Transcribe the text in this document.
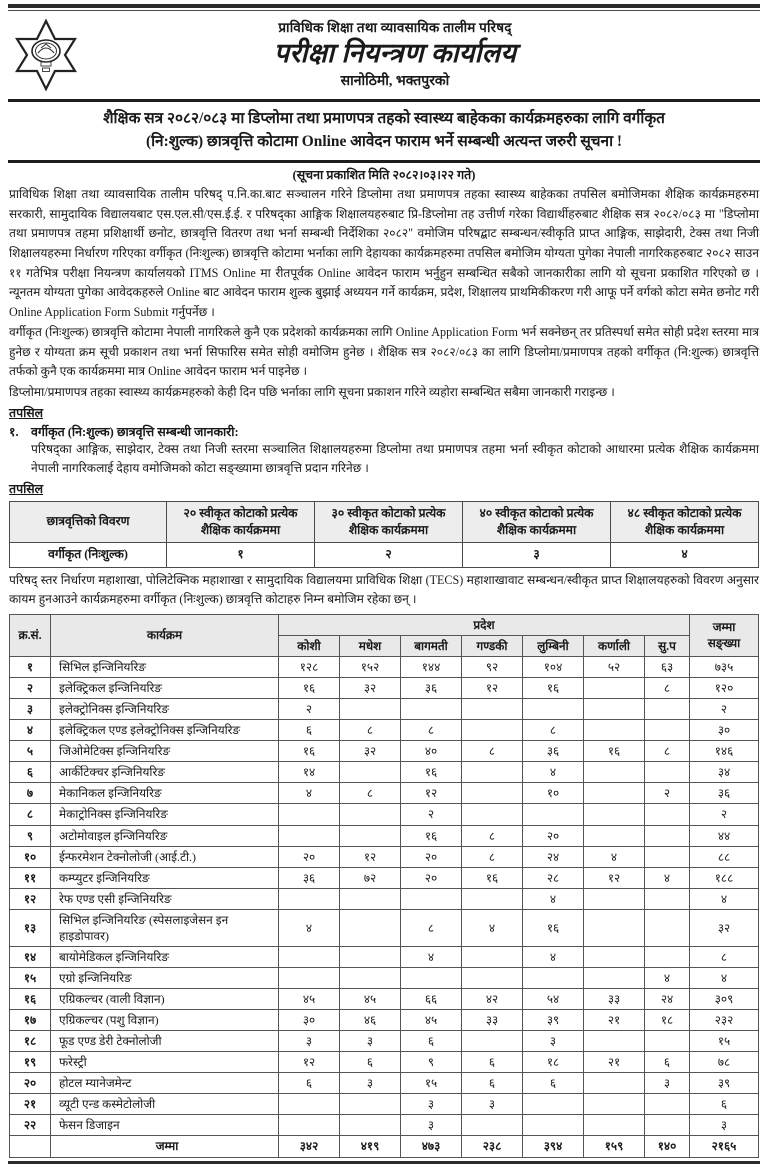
प्राविधिक शिक्षा तथा व्यावसायिक तालीम परिषद्
परीक्षा नियन्त्रण कार्यालय
सानोठिमी, भक्तपुरको
शैक्षिक सत्र २०८२/०८३ मा डिप्लोमा तथा प्रमाणपत्र तहको स्वास्थ्य बाहेकका कार्यक्रमहरुका लागि वर्गीकृत
(नि:शुल्क) छात्रवृत्ति कोटामा Online आवेदन फाराम भर्ने सम्बन्धी अत्यन्त जरुरी सूचना !
(सूचना प्रकाशित मिति २०८२।०३।२२ गते)

प्राविधिक शिक्षा तथा व्यावसायिक तालीम परिषद् प.नि.का.बाट सञ्चालन गरिने डिप्लोमा तथा प्रमाणपत्र तहका स्वास्थ्य बाहेकका तपसिल बमोजिमका शैक्षिक कार्यक्रमहरुमा सरकारी, सामुदायिक विद्यालयबाट एस.एल.सी/एस.ई.ई. र परिषद्का आङ्गिक शिक्षालयहरुबाट प्रि-डिप्लोमा तह उत्तीर्ण गरेका विद्यार्थीहरुबाट शैक्षिक सत्र २०८२/०८३ मा "डिप्लोमा तथा प्रमाणपत्र तहमा प्रशिक्षार्थी छनोट, छात्रवृत्ति वितरण तथा भर्ना सम्बन्धी निर्देशिका २०८२" वमोजिम परिषद्बाट सम्बन्धन/स्वीकृति प्राप्त आङ्गिक, साझेदारी, टेक्स तथा निजी शिक्षालयहरुमा निर्धारण गरिएका वर्गीकृत (निःशुल्क) छात्रवृत्ति कोटामा भर्नाका लागि देहायका कार्यक्रमहरुमा तपसिल बमोजिम योग्यता पुगेका नेपाली नागरिकहरुबाट २०८२ साउन ११ गतेभित्र परीक्षा नियन्त्रण कार्यालयको ITMS Online मा रीतपूर्वक Online आवेदन फाराम भर्नुहुन सम्बन्धित सबैको जानकारीका लागि यो सूचना प्रकाशित गरिएको छ । न्यूनतम योग्यता पुगेका आवेदकहरुले Online बाट आवेदन फाराम शुल्क बुझाई अध्ययन गर्ने कार्यक्रम, प्रदेश, शिक्षालय प्राथमिकीकरण गरी आफू पर्ने वर्गको कोटा समेत छनोट गरी Online Application Form Submit गर्नुपर्नेछ ।

वर्गीकृत (निःशुल्क) छात्रवृत्ति कोटामा नेपाली नागरिकले कुनै एक प्रदेशको कार्यक्रमका लागि Online Application Form भर्न सक्नेछन् तर प्रतिस्पर्धा समेत सोही प्रदेश स्तरमा मात्र हुनेछ र योग्यता क्रम सूची प्रकाशन तथा भर्ना सिफारिस समेत सोही वमोजिम हुनेछ । शैक्षिक सत्र २०८२/०८३ का लागि डिप्लोमा/प्रमाणपत्र तहको वर्गीकृत (नि:शुल्क) छात्रवृत्ति तर्फको कुनै एक कार्यक्रममा मात्र Online आवेदन फाराम भर्न पाइनेछ ।

डिप्लोमा/प्रमाणपत्र तहका स्वास्थ्य कार्यक्रमहरुको केही दिन पछि भर्नाका लागि सूचना प्रकाशन गरिने व्यहोरा सम्बन्धित सबैमा जानकारी गराइन्छ ।

तपसिल
१.	वर्गीकृत (नि:शुल्क) छात्रवृत्ति सम्बन्धी जानकारी:

परिषद्का आङ्गिक, साझेदार, टेक्स तथा निजी स्तरमा सञ्चालित शिक्षालयहरुमा डिप्लोमा तथा प्रमाणपत्र तहमा भर्ना स्वीकृत कोटाको आधारमा प्रत्येक शैक्षिक कार्यक्रममा नेपाली नागरिकलाई देहाय वमोजिमको कोटा सङ्ख्यामा छात्रवृत्ति प्रदान गरिनेछ ।

तपसिल
छात्रवृत्तिको विवरण	२० स्वीकृत कोटाको प्रत्येक शैक्षिक कार्यक्रममा	३० स्वीकृत कोटाको प्रत्येक शैक्षिक कार्यक्रममा	४० स्वीकृत कोटाको प्रत्येक शैक्षिक कार्यक्रममा	४८ स्वीकृत कोटाको प्रत्येक शैक्षिक कार्यक्रममा
वर्गीकृत (निःशुल्क)	१	२	३	४

परिषद् स्तर निर्धारण महाशाखा, पोलिटेक्निक महाशाखा र सामुदायिक विद्यालयमा प्राविधिक शिक्षा (TECS) महाशाखावाट सम्बन्धन/स्वीकृत प्राप्त शिक्षालयहरुको विवरण अनुसार कायम हुनआउने कार्यक्रमहरुमा वर्गीकृत (निःशुल्क) छात्रवृत्ति कोटाहरु निम्न बमोजिम रहेका छन् ।

क्र.सं.	कार्यक्रम	प्रदेश							जम्मा
सङ्ख्या
		कोशी	मधेश	बागमती	गण्डकी	लुम्बिनी	कर्णाली	सु.प	
१	सिभिल इन्जिनियरिङ	१२८	१५२	१४४	९२	१०४	५२	६३	७३५
२	इलेक्ट्रिकल इन्जिनियरिङ	१६	३२	३६	१२	१६		८	१२०
३	इलेक्ट्रोनिक्स इन्जिनियरिङ	२							२
४	इलेक्ट्रिकल एण्ड इलेक्ट्रोनिक्स इन्जिनियरिङ	६	८	८		८			३०
५	जिओमेटिक्स इन्जिनियरिङ	१६	३२	४०	८	३६	१६	८	१४६
६	आर्कीटेक्चर इन्जिनियरिङ	१४		१६		४			३४
७	मेकानिकल इन्जिनियरिङ	४	८	१२		१०		२	३६
८	मेकाट्रोनिक्स इन्जिनियरिङ			२					२
९	अटोमोवाइल इन्जिनियरिङ			१६	८	२०			४४
१०	ईन्फरमेशन टेक्नोलोजी (आई.टी.)	२०	१२	२०	८	२४	४		८८
११	कम्प्युटर इन्जिनियरिङ	३६	७२	२०	१६	२८	१२	४	१८८
१२	रेफ एण्ड एसी इन्जिनियरिङ					४			४
१३	सिभिल इन्जिनियरिङ (स्पेसलाइजेसन इन हाइडोपावर)	४		८	४	१६			३२
१४	बायोमेडिकल इन्जिनियरिङ			४		४			८
१५	एग्रो इन्जिनियरिङ							४	४
१६	एग्रिकल्चर (वाली विज्ञान)	४५	४५	६६	४२	५४	३३	२४	३०९
१७	एग्रिकल्चर (पशु विज्ञान)	३०	४६	४५	३३	३९	२१	१८	२३२
१८	फूड एण्ड डेरी टेक्नोलोजी	३	३	६		३			१५
१९	फरेस्ट्री	१२	६	९	६	१८	२१	६	७८
२०	होटल म्यानेजमेन्ट	६	३	१५	६	६		३	३९
२१	व्यूटी एन्ड कस्मेटोलोजी			३	३				६
२२	फेसन डिजाइन			३					३
	जम्मा	३४२	४१९	४७३	२३८	३९४	१५९	१४०	२१६५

Brief - Transcribe every entry word for word, but omit the pictures.

Output for this task -
Transcribe the text in this document.
प्राविधिक शिक्षा तथा व्यावसायिक तालीम परिषद्
परीक्षा नियन्त्रण कार्यालय
सानोठिमी, भक्तपुरको
शैक्षिक सत्र २०८२/०८३ मा डिप्लोमा तथा प्रमाणपत्र तहको स्वास्थ्य बाहेकका कार्यक्रमहरुका लागि वर्गीकृत
(नि:शुल्क) छात्रवृत्ति कोटामा Online आवेदन फाराम भर्ने सम्बन्धी अत्यन्त जरुरी सूचना !
(सूचना प्रकाशित मिति २०८२।०३।२२ गते)

प्राविधिक शिक्षा तथा व्यावसायिक तालीम परिषद् प.नि.का.बाट सञ्चालन गरिने डिप्लोमा तथा प्रमाणपत्र तहका स्वास्थ्य बाहेकका तपसिल बमोजिमका शैक्षिक कार्यक्रमहरुमा सरकारी, सामुदायिक विद्यालयबाट एस.एल.सी/एस.ई.ई. र परिषद्का आङ्गिक शिक्षालयहरुबाट प्रि-डिप्लोमा तह उत्तीर्ण गरेका विद्यार्थीहरुबाट शैक्षिक सत्र २०८२/०८३ मा "डिप्लोमा तथा प्रमाणपत्र तहमा प्रशिक्षार्थी छनोट, छात्रवृत्ति वितरण तथा भर्ना सम्बन्धी निर्देशिका २०८२" वमोजिम परिषद्बाट सम्बन्धन/स्वीकृति प्राप्त आङ्गिक, साझेदारी, टेक्स तथा निजी शिक्षालयहरुमा निर्धारण गरिएका वर्गीकृत (निःशुल्क) छात्रवृत्ति कोटामा भर्नाका लागि देहायका कार्यक्रमहरुमा तपसिल बमोजिम योग्यता पुगेका नेपाली नागरिकहरुबाट २०८२ साउन ११ गतेभित्र परीक्षा नियन्त्रण कार्यालयको ITMS Online मा रीतपूर्वक Online आवेदन फाराम भर्नुहुन सम्बन्धित सबैको जानकारीका लागि यो सूचना प्रकाशित गरिएको छ । न्यूनतम योग्यता पुगेका आवेदकहरुले Online बाट आवेदन फाराम शुल्क बुझाई अध्ययन गर्ने कार्यक्रम, प्रदेश, शिक्षालय प्राथमिकीकरण गरी आफू पर्ने वर्गको कोटा समेत छनोट गरी Online Application Form Submit गर्नुपर्नेछ ।

वर्गीकृत (निःशुल्क) छात्रवृत्ति कोटामा नेपाली नागरिकले कुनै एक प्रदेशको कार्यक्रमका लागि Online Application Form भर्न सक्नेछन् तर प्रतिस्पर्धा समेत सोही प्रदेश स्तरमा मात्र हुनेछ र योग्यता क्रम सूची प्रकाशन तथा भर्ना सिफारिस समेत सोही वमोजिम हुनेछ । शैक्षिक सत्र २०८२/०८३ का लागि डिप्लोमा/प्रमाणपत्र तहको वर्गीकृत (नि:शुल्क) छात्रवृत्ति तर्फको कुनै एक कार्यक्रममा मात्र Online आवेदन फाराम भर्न पाइनेछ ।

डिप्लोमा/प्रमाणपत्र तहका स्वास्थ्य कार्यक्रमहरुको केही दिन पछि भर्नाका लागि सूचना प्रकाशन गरिने व्यहोरा सम्बन्धित सबैमा जानकारी गराइन्छ ।

तपसिल
१.	वर्गीकृत (नि:शुल्क) छात्रवृत्ति सम्बन्धी जानकारी:

परिषद्का आङ्गिक, साझेदार, टेक्स तथा निजी स्तरमा सञ्चालित शिक्षालयहरुमा डिप्लोमा तथा प्रमाणपत्र तहमा भर्ना स्वीकृत कोटाको आधारमा प्रत्येक शैक्षिक कार्यक्रममा नेपाली नागरिकलाई देहाय वमोजिमको कोटा सङ्ख्यामा छात्रवृत्ति प्रदान गरिनेछ ।

तपसिल
छात्रवृत्तिको विवरण	२० स्वीकृत कोटाको प्रत्येक शैक्षिक कार्यक्रममा	३० स्वीकृत कोटाको प्रत्येक शैक्षिक कार्यक्रममा	४० स्वीकृत कोटाको प्रत्येक शैक्षिक कार्यक्रममा	४८ स्वीकृत कोटाको प्रत्येक शैक्षिक कार्यक्रममा
वर्गीकृत (निःशुल्क)	१	२	३	४

परिषद् स्तर निर्धारण महाशाखा, पोलिटेक्निक महाशाखा र सामुदायिक विद्यालयमा प्राविधिक शिक्षा (TECS) महाशाखावाट सम्बन्धन/स्वीकृत प्राप्त शिक्षालयहरुको विवरण अनुसार कायम हुनआउने कार्यक्रमहरुमा वर्गीकृत (निःशुल्क) छात्रवृत्ति कोटाहरु निम्न बमोजिम रहेका छन् ।

क्र.सं.	कार्यक्रम	प्रदेश							जम्मा
सङ्ख्या
		कोशी	मधेश	बागमती	गण्डकी	लुम्बिनी	कर्णाली	सु.प	
१	सिभिल इन्जिनियरिङ	१२८	१५२	१४४	९२	१०४	५२	६३	७३५
२	इलेक्ट्रिकल इन्जिनियरिङ	१६	३२	३६	१२	१६		८	१२०
३	इलेक्ट्रोनिक्स इन्जिनियरिङ	२							२
४	इलेक्ट्रिकल एण्ड इलेक्ट्रोनिक्स इन्जिनियरिङ	६	८	८		८			३०
५	जिओमेटिक्स इन्जिनियरिङ	१६	३२	४०	८	३६	१६	८	१४६
६	आर्कीटेक्चर इन्जिनियरिङ	१४		१६		४			३४
७	मेकानिकल इन्जिनियरिङ	४	८	१२		१०		२	३६
८	मेकाट्रोनिक्स इन्जिनियरिङ			२					२
९	अटोमोवाइल इन्जिनियरिङ			१६	८	२०			४४
१०	ईन्फरमेशन टेक्नोलोजी (आई.टी.)	२०	१२	२०	८	२४	४		८८
११	कम्प्युटर इन्जिनियरिङ	३६	७२	२०	१६	२८	१२	४	१८८
१२	रेफ एण्ड एसी इन्जिनियरिङ					४			४
१३	सिभिल इन्जिनियरिङ (स्पेसलाइजेसन इन हाइडोपावर)	४		८	४	१६			३२
१४	बायोमेडिकल इन्जिनियरिङ			४		४			८
१५	एग्रो इन्जिनियरिङ							४	४
१६	एग्रिकल्चर (वाली विज्ञान)	४५	४५	६६	४२	५४	३३	२४	३०९
१७	एग्रिकल्चर (पशु विज्ञान)	३०	४६	४५	३३	३९	२१	१८	२३२
१८	फूड एण्ड डेरी टेक्नोलोजी	३	३	६		३			१५
१९	फरेस्ट्री	१२	६	९	६	१८	२१	६	७८
२०	होटल म्यानेजमेन्ट	६	३	१५	६	६		३	३९
२१	व्यूटी एन्ड कस्मेटोलोजी			३	३				६
२२	फेसन डिजाइन			३					३
	जम्मा	३४२	४१९	४७३	२३८	३९४	१५९	१४०	२१६५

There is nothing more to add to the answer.